> _POR HACER_: Retoma la nota sobre el poeta Hugo Padeletti y continúa su redacción a partir de la última oración.

NOTA DE TAPA
› Por Patricio Lennard
A media cuadra de su casa quedaba la escuela. Era un edificio grande, de una manzana, con un patio que tenía dos hileras de plátanos. Una excusa ofrecida a la profesora le había permitido salir del aula antes de que sonara la campana. Lo tedioso de una clase de matemática lo había decidido a adelantarse al recreo. Bajó por las escaleras hasta el patio silencioso en donde el otoño maceraba las hojas secas sobre la tierra. Como si los hubiera visto por primera vez, se detuvo ante los plátanos desnudos. Entonces una voz interior, parecida a la suya, le dictó de repente: “Las ramas tienen su actitud cada una”. El sobrecogimiento que experimentó fue instantáneo. Miró para todos lados y se convenció: “Yo me voy a mi casa”. Al llegar, la mirada extrañada de su madre lo siguió hasta que desapareció detrás de la puerta de su cuarto. Una vez allí, se recostó vestido y se acurrucó debajo de una manta. “Misión” fue la palabra que se le ocurrió como título del poema que compuso a partir de esa frase luminosa. Expresaba, pensó, lo que sería para él, de ahí en más, la poesía.
Con el correr de los años, la aguzada sensibilidad de aquel muchacho hizo que la misión, en efecto, se cumpliera. Una sensibilidad que hoy persiste, con los cambios lógicos del transcurrir de una vida, en este hombre afable, de cejas oscuras y cabello blanco, cuyas gafas puestas en la punta de la nariz parecieran, todo el tiempo, estar a punto de caérseles. Hugo Padeletti recuerda que ya de chico –en su pueblo natal, Alcorta, en la provincia de Santa Fe, donde nació en 1928 y vivió en el campo hasta los doce años– tuvo algunas “experiencias estéticas” observando las plantas de aquel ámbito campestre. Algo que explica la presencia múltiple y profusa de la naturaleza en su poesía, la que en una parte sustancial ha sido compilada en El Andariego (Poemas 1944-1980), un volumen en el que es posible seguir la errancia de este poeta y artista plástico por distintas tradiciones, desde el cristianismo y la teosofía hasta el hinduismo y el budismo zen, en una trayectoria tanto personal como estética y metafísica. “En la tradición hispánica no abunda una figura que es habitual en la anglosajona y que siempre preferí: the seeker. El buscador no es aquel que se centra para siempre en una religión sino alguien que prefiere buscar en varias, como el que busca un sentido”, dice, citado por Jorge Monteleone en el prólogo, Padeletti. Una búsqueda que lo llevó del esoterismo, en su juventud, a vincularse con un director espiritual y a adentrarse en la teología, los escritos místicos y las vidas de santos, con un fin ante todo religioso, pero que luego dejaría lugar a su descubrimiento de la filosofía hinduista y del budismo zen, cuyo derrotero incluyó tanto un viaje a la India y una visita a los ashrams de los yoguis en los Himalayas como prácticas de contemplación que cultivó durante mucho tiempo.

> _DATOS_:
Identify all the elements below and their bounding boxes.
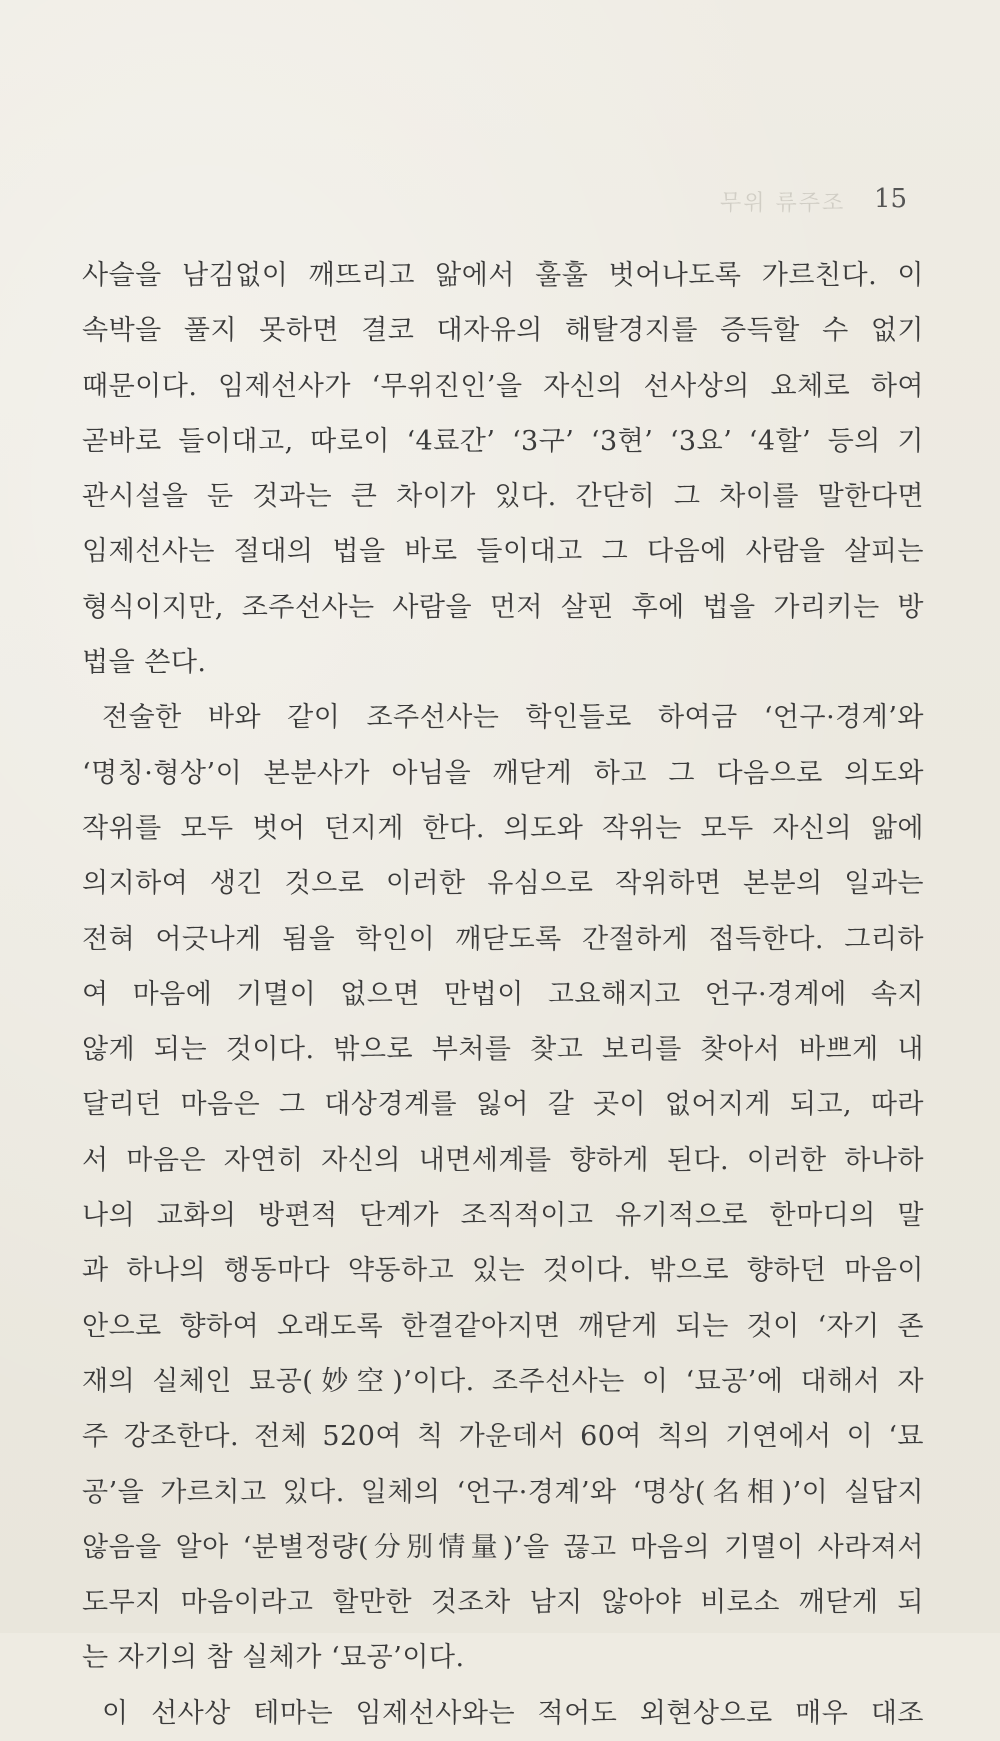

> _RESULTADO_:
Hay un punto en que el mito personal de un escritor pasa a valer como relato. En que su “vida y obra” (parafraseando a César Aira) se nos presenta como uno de esos cuentos que podemos contarles, por la noche, a nuestros hijos. En diferentes ensayos de corte autobiográfico y en unas pocas entrevistas, Padeletti se ha empeñado en armar ese relato. Una trama de anécdotas personales que además de revelarlo como una de las figuras más peculiares y atípicas de las letras argentinas funciona, de a ratos, como puesta en abismo de su propia escritura. Para él, hacer que su vida sea interesante literariamente no supone, bajo ningún aspecto, consentir lo confesional en su poesía. Sí presentar sus textos organizados en “estaciones” que a su vez puntean su itinerario religioso. “Yo no soy predicador, ni en la poesía, ni en la práctica”, aclara por las dudas Padeletti, quien por su parte ve como “ejercicios espirituales” a sus dibujos, pinturas, collages, y también a sus poemas.
En la serie escrita entre 1948 y 1953, reunida en su libro El árbol de la culpa, la acumulación de ese élan metafísico comienza con el cristianismo. “Poco y nada me enseñaron de lo específicamente cristiano en la escuela religiosa en la que fui pupilo. Era un catecismo, elemental como todo catecismo, lo que nos inculcaban. Quizá porque temían que los padres dejaran de mandar a sus hijos a esa escuela, en la creencia de que saldrían monjas o sacerdotes. El hecho es que cuando terminé el colegio me propuse averiguar bien qué era el cristianismo. En esa época, los años ‘50, había por fortuna una librería de las hermanas paulinas que traía mucho de lo que se editaba en Italia y España, que era literatura religiosa de primera categoría. Ahí me compré todo lo que me interesaba: teología ascética y mística, vidas de santos, leí a fondo a San Juan de la Cruz y a Santa Teresa, y a los místicos alemanes. También busqué, por voluntad propia, un director espiritual para que me ayudara a iniciarme un poco más desde adentro, no sólo a través de libros. Pero en un momento tuve que abandonar ese camino porque me lo tomaba muy a pecho y me empezó a hacer daño. Salía de esas experiencias como quemado, frustrado intelectualmente, ya que era evidente que mi destino no era el del místico. Los poemas que escribí en ese período, no obstante, son totalmente sentidos, más allá de que yo nunca me sentí parte de la Iglesia.”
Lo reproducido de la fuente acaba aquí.